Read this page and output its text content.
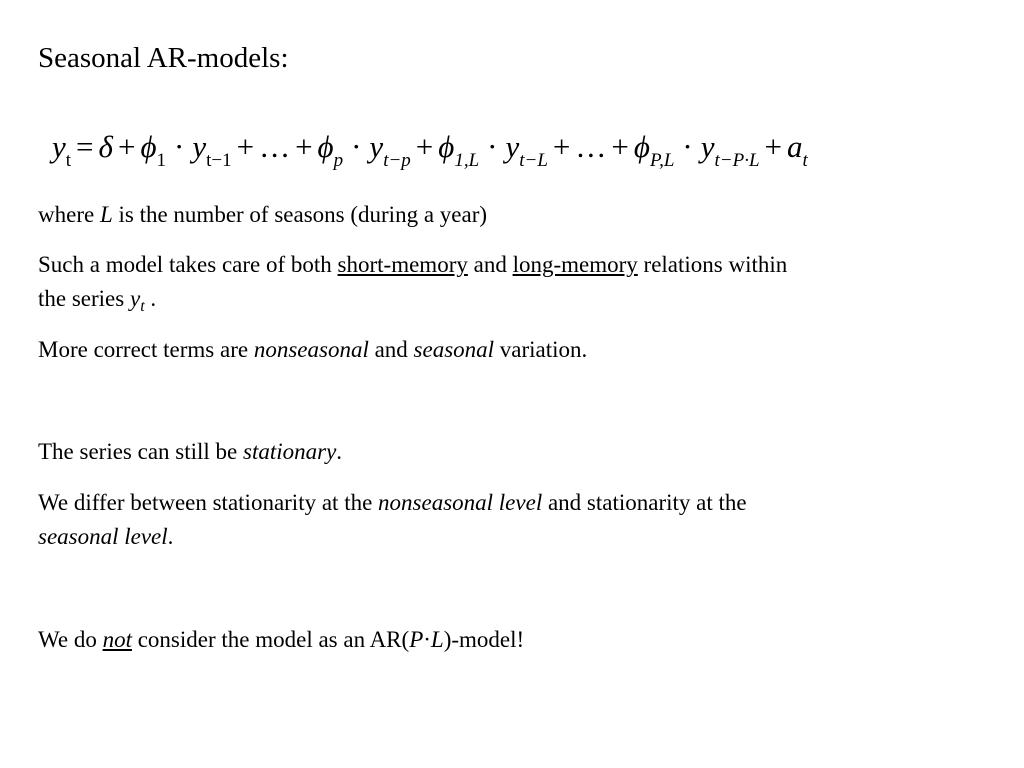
Seasonal AR-models:
$y_t = \delta + \phi_1 \cdot y_{t-1}$ + … + $\phi_p \cdot y_{t-p} + \phi_{1,L} \cdot y_{t-L}$ + … + $\phi_{P,L} \cdot y_{t-P\cdot L} + a_t$
where L is the number of seasons (during a year)
Such a model takes care of both short-memory and long-memory relations within
the series $y_t$ .
More correct terms are nonseasonal and seasonal variation.
The series can still be stationary.
We differ between stationarity at the nonseasonal level and stationarity at the
seasonal level.
We do not consider the model as an AR(P·L)-model!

+-------+

## [WHAT TO DO]
Restate the data above word for word. Skip every picture.

## [EXERCISE OUTPUT]
Read this page and output its text content.
Seasonal AR-models:
$y_t = \delta + \phi_1 \cdot y_{t-1}$ + … + $\phi_p \cdot y_{t-p} + \phi_{1,L} \cdot y_{t-L}$ + … + $\phi_{P,L} \cdot y_{t-P\cdot L} + a_t$
where L is the number of seasons (during a year)
Such a model takes care of both short-memory and long-memory relations within
the series $y_t$ .
More correct terms are nonseasonal and seasonal variation.
The series can still be stationary.
We differ between stationarity at the nonseasonal level and stationarity at the
seasonal level.
We do not consider the model as an AR(P·L)-model!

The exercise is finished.